** Start of RECORDS SUPPLIED **

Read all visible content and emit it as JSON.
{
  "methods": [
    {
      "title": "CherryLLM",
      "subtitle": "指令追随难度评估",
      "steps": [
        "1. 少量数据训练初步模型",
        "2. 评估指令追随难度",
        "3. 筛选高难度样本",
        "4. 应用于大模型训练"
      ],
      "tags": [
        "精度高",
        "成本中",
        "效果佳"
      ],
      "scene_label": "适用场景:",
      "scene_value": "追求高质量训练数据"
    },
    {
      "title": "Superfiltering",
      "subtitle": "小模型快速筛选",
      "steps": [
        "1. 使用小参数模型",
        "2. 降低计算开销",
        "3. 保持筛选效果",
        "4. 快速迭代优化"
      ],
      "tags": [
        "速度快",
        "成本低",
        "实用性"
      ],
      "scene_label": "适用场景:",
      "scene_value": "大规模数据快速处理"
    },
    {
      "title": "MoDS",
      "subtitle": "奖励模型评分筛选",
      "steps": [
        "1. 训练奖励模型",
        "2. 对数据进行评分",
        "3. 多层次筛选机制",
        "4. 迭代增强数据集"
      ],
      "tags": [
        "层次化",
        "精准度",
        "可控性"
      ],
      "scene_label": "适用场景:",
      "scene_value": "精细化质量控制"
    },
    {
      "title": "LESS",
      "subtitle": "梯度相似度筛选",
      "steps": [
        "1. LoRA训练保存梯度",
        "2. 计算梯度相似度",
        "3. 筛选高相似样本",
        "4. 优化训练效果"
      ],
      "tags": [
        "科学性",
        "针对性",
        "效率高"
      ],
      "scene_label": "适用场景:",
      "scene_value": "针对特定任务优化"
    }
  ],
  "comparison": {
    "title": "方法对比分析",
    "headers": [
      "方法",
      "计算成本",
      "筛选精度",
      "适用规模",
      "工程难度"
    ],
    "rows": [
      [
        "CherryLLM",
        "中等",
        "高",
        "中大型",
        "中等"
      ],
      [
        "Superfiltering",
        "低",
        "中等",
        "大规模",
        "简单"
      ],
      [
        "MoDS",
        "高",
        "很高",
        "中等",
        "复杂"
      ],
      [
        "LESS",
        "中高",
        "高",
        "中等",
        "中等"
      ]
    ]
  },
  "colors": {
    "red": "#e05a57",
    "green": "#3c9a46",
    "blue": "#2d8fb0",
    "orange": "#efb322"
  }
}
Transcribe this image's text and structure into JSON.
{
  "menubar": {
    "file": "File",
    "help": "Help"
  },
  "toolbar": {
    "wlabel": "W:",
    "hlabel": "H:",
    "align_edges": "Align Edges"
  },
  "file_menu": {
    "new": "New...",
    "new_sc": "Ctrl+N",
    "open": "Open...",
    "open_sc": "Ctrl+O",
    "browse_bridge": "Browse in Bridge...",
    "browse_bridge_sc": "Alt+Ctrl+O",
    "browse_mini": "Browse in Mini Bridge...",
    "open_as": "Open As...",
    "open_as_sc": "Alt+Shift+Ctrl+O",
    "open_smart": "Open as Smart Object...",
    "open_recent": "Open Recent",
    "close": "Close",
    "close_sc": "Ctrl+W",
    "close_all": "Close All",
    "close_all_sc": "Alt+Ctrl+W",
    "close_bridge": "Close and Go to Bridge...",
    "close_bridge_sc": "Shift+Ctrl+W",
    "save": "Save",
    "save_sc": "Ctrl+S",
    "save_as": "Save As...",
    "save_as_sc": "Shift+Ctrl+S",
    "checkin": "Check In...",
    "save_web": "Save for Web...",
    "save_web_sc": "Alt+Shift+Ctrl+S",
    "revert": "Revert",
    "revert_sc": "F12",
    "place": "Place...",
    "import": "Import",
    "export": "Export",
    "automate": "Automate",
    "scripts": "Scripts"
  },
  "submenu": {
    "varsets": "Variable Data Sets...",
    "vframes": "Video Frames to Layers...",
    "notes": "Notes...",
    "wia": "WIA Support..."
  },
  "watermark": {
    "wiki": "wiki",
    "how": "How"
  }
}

** End of RECORDS SUPPLIED **

| WHAT IS ASKED |
Give the number of lines containing the word "JSON". No other answer is needed.

| RESULT FOR THIS EXERCISE |
2